[Problem requirements]:
Copy each line that contains the word "картинки".
# Provided entries start
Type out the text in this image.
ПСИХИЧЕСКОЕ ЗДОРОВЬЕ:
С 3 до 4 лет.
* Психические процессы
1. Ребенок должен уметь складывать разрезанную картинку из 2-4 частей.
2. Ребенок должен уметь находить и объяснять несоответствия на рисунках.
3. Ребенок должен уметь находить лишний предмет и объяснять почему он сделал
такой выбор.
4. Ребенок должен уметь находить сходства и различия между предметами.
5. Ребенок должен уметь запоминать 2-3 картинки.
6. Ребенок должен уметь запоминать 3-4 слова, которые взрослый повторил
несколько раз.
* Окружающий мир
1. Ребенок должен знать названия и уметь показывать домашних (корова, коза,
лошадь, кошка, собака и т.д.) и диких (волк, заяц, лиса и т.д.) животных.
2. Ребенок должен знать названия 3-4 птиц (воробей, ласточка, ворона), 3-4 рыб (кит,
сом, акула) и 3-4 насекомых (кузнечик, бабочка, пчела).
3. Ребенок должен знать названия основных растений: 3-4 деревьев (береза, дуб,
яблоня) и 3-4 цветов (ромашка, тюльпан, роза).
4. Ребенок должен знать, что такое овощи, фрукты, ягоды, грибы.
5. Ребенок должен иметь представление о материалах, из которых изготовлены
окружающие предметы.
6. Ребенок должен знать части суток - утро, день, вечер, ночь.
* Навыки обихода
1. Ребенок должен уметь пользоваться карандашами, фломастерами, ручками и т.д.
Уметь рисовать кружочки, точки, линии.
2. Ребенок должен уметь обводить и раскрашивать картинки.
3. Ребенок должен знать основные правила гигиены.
# Provided entries end
# Provided entries start
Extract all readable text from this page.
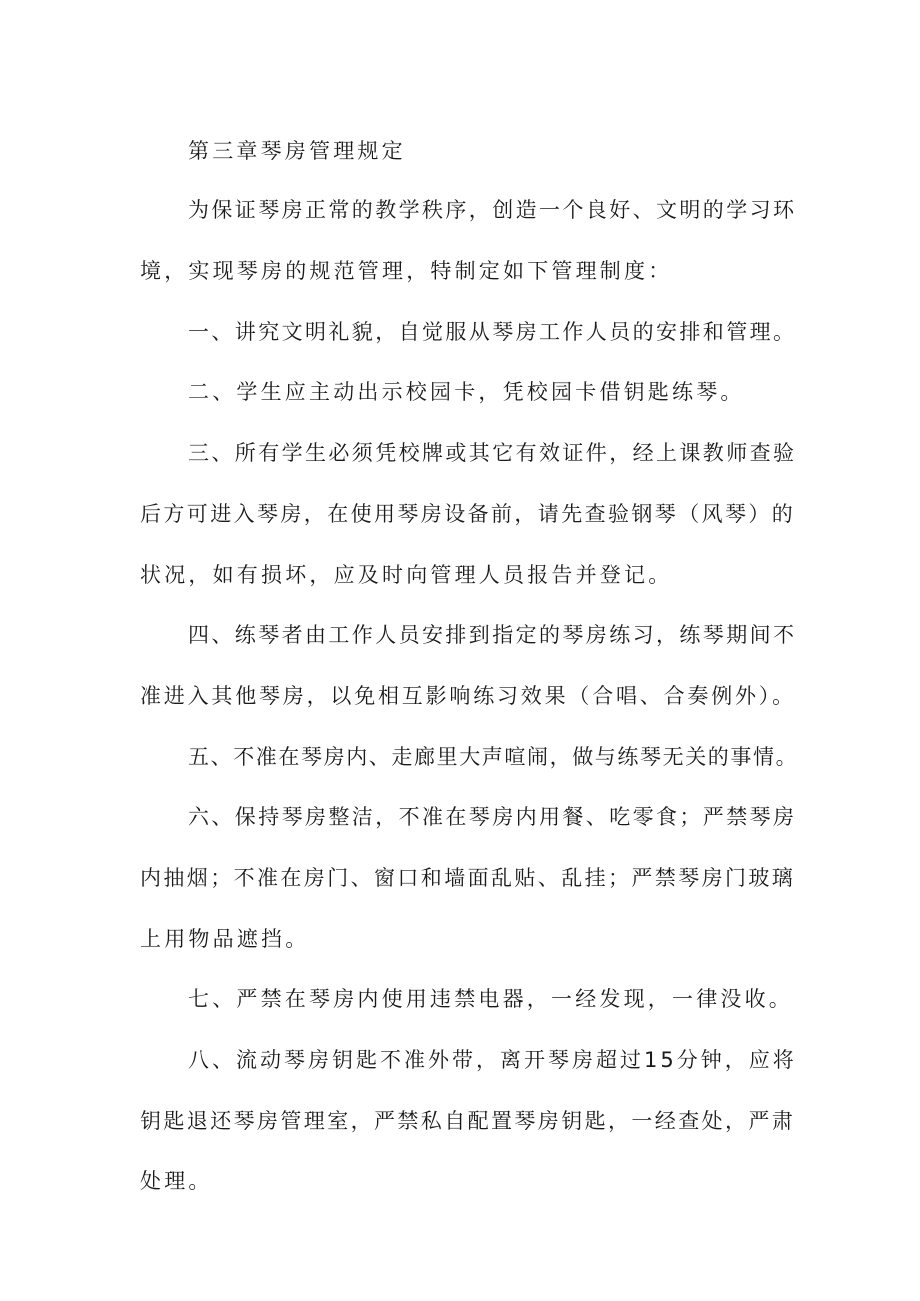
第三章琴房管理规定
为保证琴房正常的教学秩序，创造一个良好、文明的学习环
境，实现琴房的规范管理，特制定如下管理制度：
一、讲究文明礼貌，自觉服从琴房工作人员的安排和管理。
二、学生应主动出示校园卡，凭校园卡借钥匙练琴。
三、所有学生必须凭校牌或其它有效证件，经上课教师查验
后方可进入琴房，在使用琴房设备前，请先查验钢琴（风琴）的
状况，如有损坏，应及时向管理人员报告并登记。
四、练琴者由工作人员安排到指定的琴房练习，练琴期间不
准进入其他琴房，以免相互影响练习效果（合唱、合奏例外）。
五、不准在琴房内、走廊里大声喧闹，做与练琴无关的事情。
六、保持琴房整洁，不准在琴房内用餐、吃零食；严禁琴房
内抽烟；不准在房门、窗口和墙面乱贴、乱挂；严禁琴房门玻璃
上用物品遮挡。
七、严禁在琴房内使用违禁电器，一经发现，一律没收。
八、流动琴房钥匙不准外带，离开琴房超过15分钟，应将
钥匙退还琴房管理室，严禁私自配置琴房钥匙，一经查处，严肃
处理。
# Provided entries end
[Result below]:
5. Ребенок должен уметь запоминать 2-3 картинки.
2. Ребенок должен уметь обводить и раскрашивать картинки.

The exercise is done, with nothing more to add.